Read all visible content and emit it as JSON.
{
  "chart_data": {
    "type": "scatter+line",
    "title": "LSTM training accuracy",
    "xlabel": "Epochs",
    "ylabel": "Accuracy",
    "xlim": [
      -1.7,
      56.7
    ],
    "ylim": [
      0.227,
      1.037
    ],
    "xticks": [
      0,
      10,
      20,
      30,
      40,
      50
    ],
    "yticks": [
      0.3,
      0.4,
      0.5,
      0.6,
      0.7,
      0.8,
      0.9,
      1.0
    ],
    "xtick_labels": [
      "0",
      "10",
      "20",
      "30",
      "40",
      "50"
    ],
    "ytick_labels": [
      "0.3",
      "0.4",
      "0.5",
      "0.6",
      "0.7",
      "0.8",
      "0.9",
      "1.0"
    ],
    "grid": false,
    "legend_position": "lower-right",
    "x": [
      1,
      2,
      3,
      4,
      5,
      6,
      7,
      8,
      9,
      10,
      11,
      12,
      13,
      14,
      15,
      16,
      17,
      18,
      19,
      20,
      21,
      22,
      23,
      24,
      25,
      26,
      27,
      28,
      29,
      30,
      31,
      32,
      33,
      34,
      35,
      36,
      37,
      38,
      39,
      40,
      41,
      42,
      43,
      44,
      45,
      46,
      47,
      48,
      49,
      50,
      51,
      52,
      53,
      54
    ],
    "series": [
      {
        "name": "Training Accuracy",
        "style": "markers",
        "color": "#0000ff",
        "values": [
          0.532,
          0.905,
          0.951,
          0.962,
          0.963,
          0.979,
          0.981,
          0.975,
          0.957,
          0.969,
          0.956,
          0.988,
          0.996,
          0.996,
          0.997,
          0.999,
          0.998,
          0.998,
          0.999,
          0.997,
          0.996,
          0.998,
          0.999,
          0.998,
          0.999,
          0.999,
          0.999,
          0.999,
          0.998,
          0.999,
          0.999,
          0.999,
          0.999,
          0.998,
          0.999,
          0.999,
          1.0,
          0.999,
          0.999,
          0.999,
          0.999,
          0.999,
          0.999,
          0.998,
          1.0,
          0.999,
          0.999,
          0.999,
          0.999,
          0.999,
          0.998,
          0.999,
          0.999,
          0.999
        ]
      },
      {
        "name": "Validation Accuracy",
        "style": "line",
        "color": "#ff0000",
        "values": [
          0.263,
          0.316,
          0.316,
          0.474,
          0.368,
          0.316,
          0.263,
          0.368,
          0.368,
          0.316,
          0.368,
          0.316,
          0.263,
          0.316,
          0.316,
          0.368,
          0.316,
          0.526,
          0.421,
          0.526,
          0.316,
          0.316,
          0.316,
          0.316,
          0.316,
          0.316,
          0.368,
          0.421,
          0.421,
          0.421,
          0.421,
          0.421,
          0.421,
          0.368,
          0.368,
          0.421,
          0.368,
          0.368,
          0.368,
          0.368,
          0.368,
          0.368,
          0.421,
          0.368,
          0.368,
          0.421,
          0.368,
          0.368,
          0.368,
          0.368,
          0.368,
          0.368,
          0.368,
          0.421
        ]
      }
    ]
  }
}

• EXERCISE PROMPT: Write out the records shown above, exactly as they appear.

• RESULT OF THIS TASK:
Read all visible content and emit it as JSON.
{
  "chart_data": {
    "type": "scatter+line",
    "title": "LSTM training accuracy",
    "xlabel": "Epochs",
    "ylabel": "Accuracy",
    "xlim": [
      -1.7,
      56.7
    ],
    "ylim": [
      0.227,
      1.037
    ],
    "xticks": [
      0,
      10,
      20,
      30,
      40,
      50
    ],
    "yticks": [
      0.3,
      0.4,
      0.5,
      0.6,
      0.7,
      0.8,
      0.9,
      1.0
    ],
    "xtick_labels": [
      "0",
      "10",
      "20",
      "30",
      "40",
      "50"
    ],
    "ytick_labels": [
      "0.3",
      "0.4",
      "0.5",
      "0.6",
      "0.7",
      "0.8",
      "0.9",
      "1.0"
    ],
    "grid": false,
    "legend_position": "lower-right",
    "x": [
      1,
      2,
      3,
      4,
      5,
      6,
      7,
      8,
      9,
      10,
      11,
      12,
      13,
      14,
      15,
      16,
      17,
      18,
      19,
      20,
      21,
      22,
      23,
      24,
      25,
      26,
      27,
      28,
      29,
      30,
      31,
      32,
      33,
      34,
      35,
      36,
      37,
      38,
      39,
      40,
      41,
      42,
      43,
      44,
      45,
      46,
      47,
      48,
      49,
      50,
      51,
      52,
      53,
      54
    ],
    "series": [
      {
        "name": "Training Accuracy",
        "style": "markers",
        "color": "#0000ff",
        "values": [
          0.532,
          0.905,
          0.951,
          0.962,
          0.963,
          0.979,
          0.981,
          0.975,
          0.957,
          0.969,
          0.956,
          0.988,
          0.996,
          0.996,
          0.997,
          0.999,
          0.998,
          0.998,
          0.999,
          0.997,
          0.996,
          0.998,
          0.999,
          0.998,
          0.999,
          0.999,
          0.999,
          0.999,
          0.998,
          0.999,
          0.999,
          0.999,
          0.999,
          0.998,
          0.999,
          0.999,
          1.0,
          0.999,
          0.999,
          0.999,
          0.999,
          0.999,
          0.999,
          0.998,
          1.0,
          0.999,
          0.999,
          0.999,
          0.999,
          0.999,
          0.998,
          0.999,
          0.999,
          0.999
        ]
      },
      {
        "name": "Validation Accuracy",
        "style": "line",
        "color": "#ff0000",
        "values": [
          0.263,
          0.316,
          0.316,
          0.474,
          0.368,
          0.316,
          0.263,
          0.368,
          0.368,
          0.316,
          0.368,
          0.316,
          0.263,
          0.316,
          0.316,
          0.368,
          0.316,
          0.526,
          0.421,
          0.526,
          0.316,
          0.316,
          0.316,
          0.316,
          0.316,
          0.316,
          0.368,
          0.421,
          0.421,
          0.421,
          0.421,
          0.421,
          0.421,
          0.368,
          0.368,
          0.421,
          0.368,
          0.368,
          0.368,
          0.368,
          0.368,
          0.368,
          0.421,
          0.368,
          0.368,
          0.421,
          0.368,
          0.368,
          0.368,
          0.368,
          0.368,
          0.368,
          0.368,
          0.421
        ]
      }
    ]
  }
}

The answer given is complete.